Data items:
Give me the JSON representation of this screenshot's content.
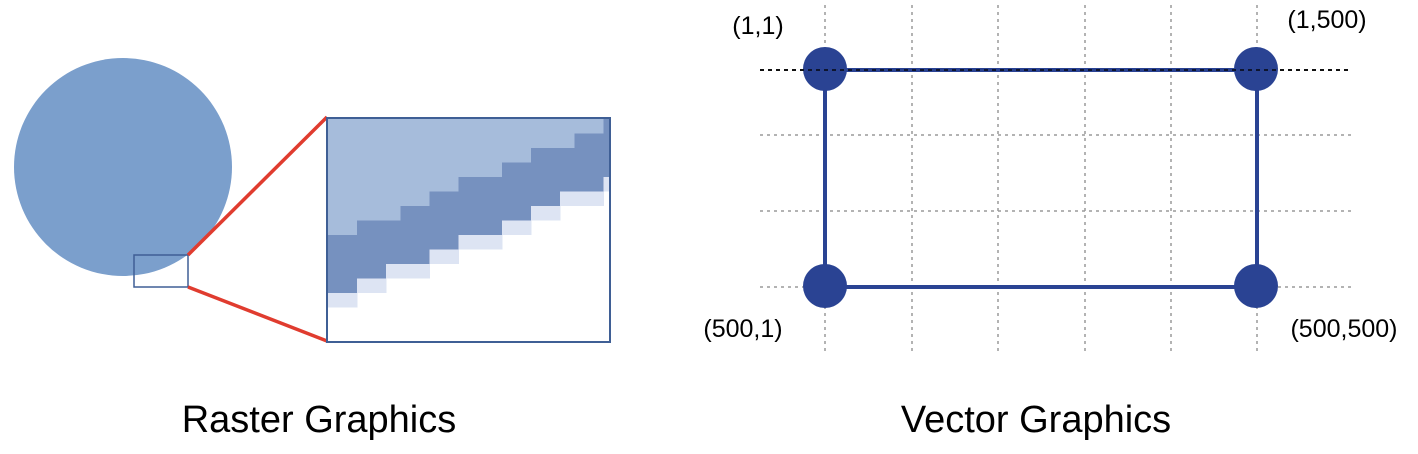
{
  "raster": {
    "caption": "Raster Graphics"
  },
  "vector": {
    "caption": "Vector Graphics",
    "corners": {
      "top_left": "(1,1)",
      "top_right": "(1,500)",
      "bottom_left": "(500,1)",
      "bottom_right": "(500,500)"
    }
  },
  "colors": {
    "circle_fill": "#7b9fcc",
    "zoom_light": "#a6bcdb",
    "zoom_dark": "#7691bf",
    "zoom_edge": "#dde4f3",
    "frame": "#3f5f95",
    "connector": "#e03c2f",
    "vector_blue": "#2a4393",
    "grid": "#9a9a9a"
  }
}
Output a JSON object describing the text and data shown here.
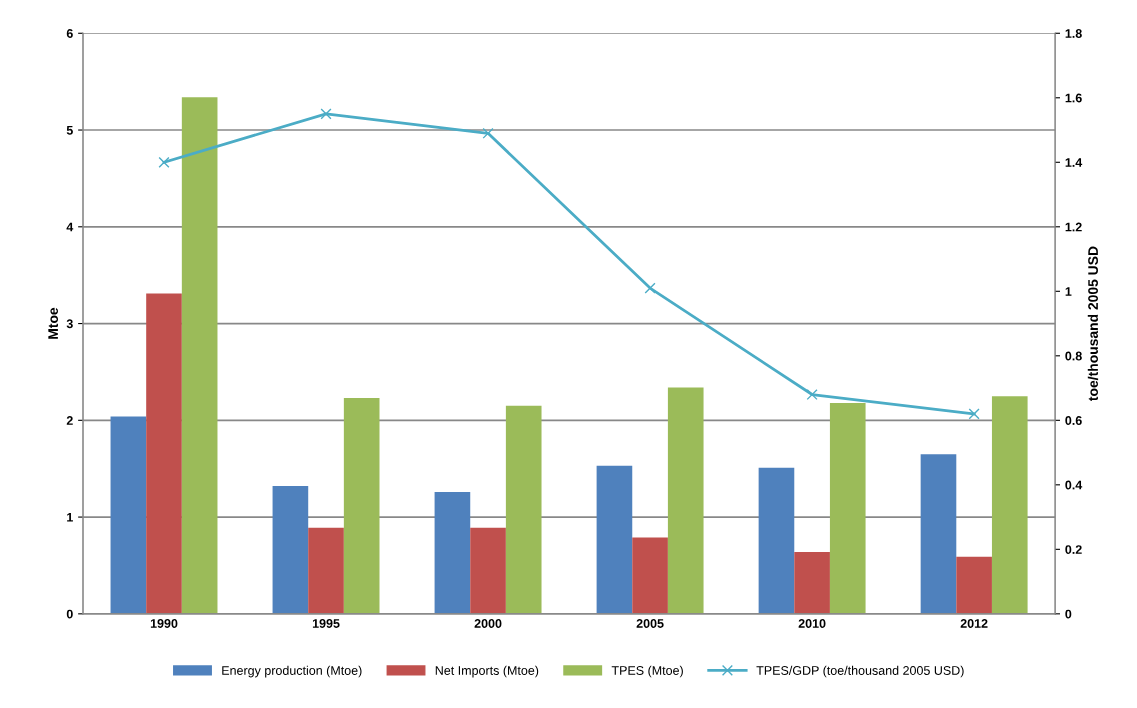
{
  "chart_data": {
    "type": "bar",
    "ylabel": "Mtoe",
    "y2label": "toe/thousand 2005 USD",
    "categories": [
      "1990",
      "1995",
      "2000",
      "2005",
      "2010",
      "2012"
    ],
    "series": [
      {
        "name": "Energy production (Mtoe)",
        "color": "#4f81bd",
        "values": [
          2.04,
          1.32,
          1.26,
          1.53,
          1.51,
          1.65
        ]
      },
      {
        "name": "Net Imports (Mtoe)",
        "color": "#c0504d",
        "values": [
          3.31,
          0.89,
          0.89,
          0.79,
          0.64,
          0.59
        ]
      },
      {
        "name": "TPES (Mtoe)",
        "color": "#9bbb59",
        "values": [
          5.34,
          2.23,
          2.15,
          2.34,
          2.18,
          2.25
        ]
      },
      {
        "name": "TPES/GDP (toe/thousand 2005 USD)",
        "type": "line",
        "axis": "y2",
        "color": "#4bacc6",
        "marker": "cross",
        "values": [
          1.4,
          1.55,
          1.49,
          1.01,
          0.68,
          0.62
        ]
      }
    ],
    "ylim": [
      0,
      6
    ],
    "yticks": [
      0,
      1,
      2,
      3,
      4,
      5,
      6
    ],
    "y2lim": [
      0,
      1.8
    ],
    "y2ticks": [
      0,
      0.2,
      0.4,
      0.6,
      0.8,
      1,
      1.2,
      1.4,
      1.6,
      1.8
    ],
    "grid": "y",
    "legend": "bottom"
  }
}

§ BRIEF
Repeat the material above verbatim. Leave the pictures behind.

§ EXPECTED ANSWER
Give me the JSON representation of this screenshot's content.
{
  "raster": {
    "caption": "Raster Graphics"
  },
  "vector": {
    "caption": "Vector Graphics",
    "corners": {
      "top_left": "(1,1)",
      "top_right": "(1,500)",
      "bottom_left": "(500,1)",
      "bottom_right": "(500,500)"
    }
  },
  "colors": {
    "circle_fill": "#7b9fcc",
    "zoom_light": "#a6bcdb",
    "zoom_dark": "#7691bf",
    "zoom_edge": "#dde4f3",
    "frame": "#3f5f95",
    "connector": "#e03c2f",
    "vector_blue": "#2a4393",
    "grid": "#9a9a9a"
  }
}
Output a JSON object describing the text and data shown here.
{
  "chart_data": {
    "type": "bar",
    "ylabel": "Mtoe",
    "y2label": "toe/thousand 2005 USD",
    "categories": [
      "1990",
      "1995",
      "2000",
      "2005",
      "2010",
      "2012"
    ],
    "series": [
      {
        "name": "Energy production (Mtoe)",
        "color": "#4f81bd",
        "values": [
          2.04,
          1.32,
          1.26,
          1.53,
          1.51,
          1.65
        ]
      },
      {
        "name": "Net Imports (Mtoe)",
        "color": "#c0504d",
        "values": [
          3.31,
          0.89,
          0.89,
          0.79,
          0.64,
          0.59
        ]
      },
      {
        "name": "TPES (Mtoe)",
        "color": "#9bbb59",
        "values": [
          5.34,
          2.23,
          2.15,
          2.34,
          2.18,
          2.25
        ]
      },
      {
        "name": "TPES/GDP (toe/thousand 2005 USD)",
        "type": "line",
        "axis": "y2",
        "color": "#4bacc6",
        "marker": "cross",
        "values": [
          1.4,
          1.55,
          1.49,
          1.01,
          0.68,
          0.62
        ]
      }
    ],
    "ylim": [
      0,
      6
    ],
    "yticks": [
      0,
      1,
      2,
      3,
      4,
      5,
      6
    ],
    "y2lim": [
      0,
      1.8
    ],
    "y2ticks": [
      0,
      0.2,
      0.4,
      0.6,
      0.8,
      1,
      1.2,
      1.4,
      1.6,
      1.8
    ],
    "grid": "y",
    "legend": "bottom"
  }
}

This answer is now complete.